Problem →
Copy out the listing below word for word, from its first line to its last, without leaving anything out.

Start

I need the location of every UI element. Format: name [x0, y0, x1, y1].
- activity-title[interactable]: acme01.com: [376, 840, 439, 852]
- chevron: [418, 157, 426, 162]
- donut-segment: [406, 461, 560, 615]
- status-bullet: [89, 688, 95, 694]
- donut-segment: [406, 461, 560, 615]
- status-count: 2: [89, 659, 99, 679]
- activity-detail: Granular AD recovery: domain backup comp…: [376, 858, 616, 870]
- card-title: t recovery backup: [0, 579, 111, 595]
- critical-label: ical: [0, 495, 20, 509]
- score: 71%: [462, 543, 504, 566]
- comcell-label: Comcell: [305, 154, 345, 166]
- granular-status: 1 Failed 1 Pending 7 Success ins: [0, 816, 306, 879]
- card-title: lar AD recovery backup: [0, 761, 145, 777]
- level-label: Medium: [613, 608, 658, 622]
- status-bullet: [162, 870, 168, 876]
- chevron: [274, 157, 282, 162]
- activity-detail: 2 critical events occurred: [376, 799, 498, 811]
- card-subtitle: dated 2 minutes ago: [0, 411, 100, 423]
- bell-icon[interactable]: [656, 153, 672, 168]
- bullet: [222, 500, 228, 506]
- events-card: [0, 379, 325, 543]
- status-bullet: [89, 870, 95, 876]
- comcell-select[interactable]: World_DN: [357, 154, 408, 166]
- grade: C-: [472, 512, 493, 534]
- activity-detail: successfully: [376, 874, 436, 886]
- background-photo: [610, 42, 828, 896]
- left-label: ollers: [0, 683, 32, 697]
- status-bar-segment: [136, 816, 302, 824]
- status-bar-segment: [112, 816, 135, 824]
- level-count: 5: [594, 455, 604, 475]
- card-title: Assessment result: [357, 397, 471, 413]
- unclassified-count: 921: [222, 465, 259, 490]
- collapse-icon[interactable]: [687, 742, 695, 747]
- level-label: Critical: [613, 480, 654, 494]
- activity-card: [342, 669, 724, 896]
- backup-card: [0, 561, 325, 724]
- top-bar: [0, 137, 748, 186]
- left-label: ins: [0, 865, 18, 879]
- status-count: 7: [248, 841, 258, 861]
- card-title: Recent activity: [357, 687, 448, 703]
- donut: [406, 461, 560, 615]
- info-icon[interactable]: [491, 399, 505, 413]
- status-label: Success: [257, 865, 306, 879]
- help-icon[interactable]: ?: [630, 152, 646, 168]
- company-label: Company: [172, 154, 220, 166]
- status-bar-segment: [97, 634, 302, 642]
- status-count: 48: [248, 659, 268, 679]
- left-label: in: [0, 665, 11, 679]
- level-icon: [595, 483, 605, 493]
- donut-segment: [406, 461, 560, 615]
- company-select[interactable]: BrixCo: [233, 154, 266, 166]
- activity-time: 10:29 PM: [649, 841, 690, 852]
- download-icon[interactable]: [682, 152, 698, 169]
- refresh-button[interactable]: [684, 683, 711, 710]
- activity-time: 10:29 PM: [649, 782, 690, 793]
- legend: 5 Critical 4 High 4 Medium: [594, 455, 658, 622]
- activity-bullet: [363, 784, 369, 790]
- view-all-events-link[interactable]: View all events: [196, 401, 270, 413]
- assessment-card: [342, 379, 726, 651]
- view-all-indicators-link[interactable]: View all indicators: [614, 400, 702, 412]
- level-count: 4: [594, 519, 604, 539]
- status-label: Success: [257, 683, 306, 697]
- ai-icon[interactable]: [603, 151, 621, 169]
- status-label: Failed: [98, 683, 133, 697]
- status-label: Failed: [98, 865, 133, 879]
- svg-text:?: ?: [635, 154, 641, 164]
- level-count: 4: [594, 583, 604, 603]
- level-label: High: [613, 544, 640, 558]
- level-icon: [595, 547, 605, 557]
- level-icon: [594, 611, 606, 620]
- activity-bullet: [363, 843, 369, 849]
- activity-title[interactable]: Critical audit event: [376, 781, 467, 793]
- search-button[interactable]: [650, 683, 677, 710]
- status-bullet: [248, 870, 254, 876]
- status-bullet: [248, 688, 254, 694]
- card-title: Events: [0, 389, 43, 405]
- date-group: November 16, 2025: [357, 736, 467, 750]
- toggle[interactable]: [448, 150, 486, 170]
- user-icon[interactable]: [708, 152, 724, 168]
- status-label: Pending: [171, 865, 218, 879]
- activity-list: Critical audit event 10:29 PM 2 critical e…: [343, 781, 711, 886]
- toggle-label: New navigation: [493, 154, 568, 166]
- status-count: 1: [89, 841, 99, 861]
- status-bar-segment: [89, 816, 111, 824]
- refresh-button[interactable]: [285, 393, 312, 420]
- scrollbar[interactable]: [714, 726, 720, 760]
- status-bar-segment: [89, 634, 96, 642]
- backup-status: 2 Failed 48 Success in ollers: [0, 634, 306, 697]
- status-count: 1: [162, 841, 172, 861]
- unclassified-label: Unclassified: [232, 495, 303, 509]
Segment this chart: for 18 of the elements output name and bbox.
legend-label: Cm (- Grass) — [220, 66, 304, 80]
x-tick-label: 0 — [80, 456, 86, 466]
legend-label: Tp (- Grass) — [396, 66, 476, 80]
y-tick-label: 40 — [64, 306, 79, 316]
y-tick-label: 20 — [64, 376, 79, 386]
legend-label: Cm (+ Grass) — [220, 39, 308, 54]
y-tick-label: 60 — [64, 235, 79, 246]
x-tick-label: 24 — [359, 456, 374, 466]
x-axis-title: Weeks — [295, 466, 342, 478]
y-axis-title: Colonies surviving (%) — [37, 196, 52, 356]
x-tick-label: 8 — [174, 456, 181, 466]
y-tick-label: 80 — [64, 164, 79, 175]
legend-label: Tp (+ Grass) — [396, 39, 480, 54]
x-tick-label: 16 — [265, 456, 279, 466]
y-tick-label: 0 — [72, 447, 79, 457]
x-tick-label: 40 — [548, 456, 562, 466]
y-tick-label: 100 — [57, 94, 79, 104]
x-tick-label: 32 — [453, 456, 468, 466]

End

Result of this exercise →
I need the location of every UI element. Format: name [x0, y0, x1, y1].
- activity-title[interactable]: acme01.com: [376, 840, 439, 852]
- chevron: [418, 157, 426, 162]
- donut-segment: [406, 461, 560, 615]
- status-bullet: [89, 688, 95, 694]
- donut-segment: [406, 461, 560, 615]
- status-count: 2: [89, 659, 99, 679]
- activity-detail: Granular AD recovery: domain backup comp…: [376, 858, 616, 870]
- card-title: t recovery backup: [0, 579, 111, 595]
- critical-label: ical: [0, 495, 20, 509]
- score: 71%: [462, 543, 504, 566]
- comcell-label: Comcell: [305, 154, 345, 166]
- granular-status: 1 Failed 1 Pending 7 Success ins: [0, 816, 306, 879]
- card-title: lar AD recovery backup: [0, 761, 145, 777]
- level-label: Medium: [613, 608, 658, 622]
- status-bullet: [162, 870, 168, 876]
- chevron: [274, 157, 282, 162]
- activity-detail: 2 critical events occurred: [376, 799, 498, 811]
- card-subtitle: dated 2 minutes ago: [0, 411, 100, 423]
- bell-icon[interactable]: [656, 153, 672, 168]
- bullet: [222, 500, 228, 506]
- events-card: [0, 379, 325, 543]
- status-bullet: [89, 870, 95, 876]
- comcell-select[interactable]: World_DN: [357, 154, 408, 166]
- grade: C-: [472, 512, 493, 534]
- activity-detail: successfully: [376, 874, 436, 886]
- background-photo: [610, 42, 828, 896]
- left-label: ollers: [0, 683, 32, 697]
- status-bar-segment: [136, 816, 302, 824]
- status-bar-segment: [112, 816, 135, 824]
- level-count: 5: [594, 455, 604, 475]
- card-title: Assessment result: [357, 397, 471, 413]
- unclassified-count: 921: [222, 465, 259, 490]
- collapse-icon[interactable]: [687, 742, 695, 747]
- level-label: Critical: [613, 480, 654, 494]
- activity-card: [342, 669, 724, 896]
- backup-card: [0, 561, 325, 724]
- top-bar: [0, 137, 748, 186]
- left-label: ins: [0, 865, 18, 879]
- status-count: 7: [248, 841, 258, 861]
- card-title: Recent activity: [357, 687, 448, 703]
- donut: [406, 461, 560, 615]
- info-icon[interactable]: [491, 399, 505, 413]
- status-label: Success: [257, 865, 306, 879]
- help-icon[interactable]: ?: [630, 152, 646, 168]
- company-label: Company: [172, 154, 220, 166]
- status-bar-segment: [97, 634, 302, 642]
- status-count: 48: [248, 659, 268, 679]
- left-label: in: [0, 665, 11, 679]
- level-icon: [595, 483, 605, 493]
- donut-segment: [406, 461, 560, 615]
- company-select[interactable]: BrixCo: [233, 154, 266, 166]
- activity-time: 10:29 PM: [649, 841, 690, 852]
- download-icon[interactable]: [682, 152, 698, 169]
- refresh-button[interactable]: [684, 683, 711, 710]
- activity-time: 10:29 PM: [649, 782, 690, 793]
- legend: 5 Critical 4 High 4 Medium: [594, 455, 658, 622]
- activity-bullet: [363, 784, 369, 790]
- view-all-events-link[interactable]: View all events: [196, 401, 270, 413]
- assessment-card: [342, 379, 726, 651]
- view-all-indicators-link[interactable]: View all indicators: [614, 400, 702, 412]
- level-count: 4: [594, 519, 604, 539]
- status-label: Success: [257, 683, 306, 697]
- ai-icon[interactable]: [603, 151, 621, 169]
- status-label: Failed: [98, 683, 133, 697]
- status-label: Failed: [98, 865, 133, 879]
- svg-text:?: ?: [635, 154, 641, 164]
- level-count: 4: [594, 583, 604, 603]
- level-label: High: [613, 544, 640, 558]
- level-icon: [595, 547, 605, 557]
- level-icon: [594, 611, 606, 620]
- activity-bullet: [363, 843, 369, 849]
- activity-title[interactable]: Critical audit event: [376, 781, 467, 793]
- search-button[interactable]: [650, 683, 677, 710]
- status-bullet: [248, 870, 254, 876]
- status-bullet: [248, 688, 254, 694]
- card-title: Events: [0, 389, 43, 405]
- date-group: November 16, 2025: [357, 736, 467, 750]
- toggle[interactable]: [448, 150, 486, 170]
- user-icon[interactable]: [708, 152, 724, 168]
- status-label: Pending: [171, 865, 218, 879]
- activity-list: Critical audit event 10:29 PM 2 critical e…: [343, 781, 711, 886]
- toggle-label: New navigation: [493, 154, 568, 166]
- status-count: 1: [89, 841, 99, 861]
- status-bar-segment: [89, 816, 111, 824]
- refresh-button[interactable]: [285, 393, 312, 420]
- scrollbar[interactable]: [714, 726, 720, 760]
- status-bar-segment: [89, 634, 96, 642]
- backup-status: 2 Failed 48 Success in ollers: [0, 634, 306, 697]
- status-count: 1: [162, 841, 172, 861]
- unclassified-label: Unclassified: [232, 495, 303, 509]
Segment this chart: for 18 of the elements output name and bbox.
legend-label: Cm (- Grass) — [220, 66, 304, 80]
x-tick-label: 0 — [80, 456, 86, 466]
legend-label: Tp (- Grass) — [396, 66, 476, 80]
y-tick-label: 40 — [64, 306, 79, 316]
y-tick-label: 20 — [64, 376, 79, 386]
legend-label: Cm (+ Grass) — [220, 39, 308, 54]
y-tick-label: 60 — [64, 235, 79, 246]
x-tick-label: 24 — [359, 456, 374, 466]
x-axis-title: Weeks — [295, 466, 342, 478]
y-axis-title: Colonies surviving (%) — [37, 196, 52, 356]
x-tick-label: 8 — [174, 456, 181, 466]
y-tick-label: 80 — [64, 164, 79, 175]
legend-label: Tp (+ Grass) — [396, 39, 480, 54]
x-tick-label: 16 — [265, 456, 279, 466]
y-tick-label: 0 — [72, 447, 79, 457]
x-tick-label: 40 — [548, 456, 562, 466]
y-tick-label: 100 — [57, 94, 79, 104]
x-tick-label: 32 — [453, 456, 468, 466]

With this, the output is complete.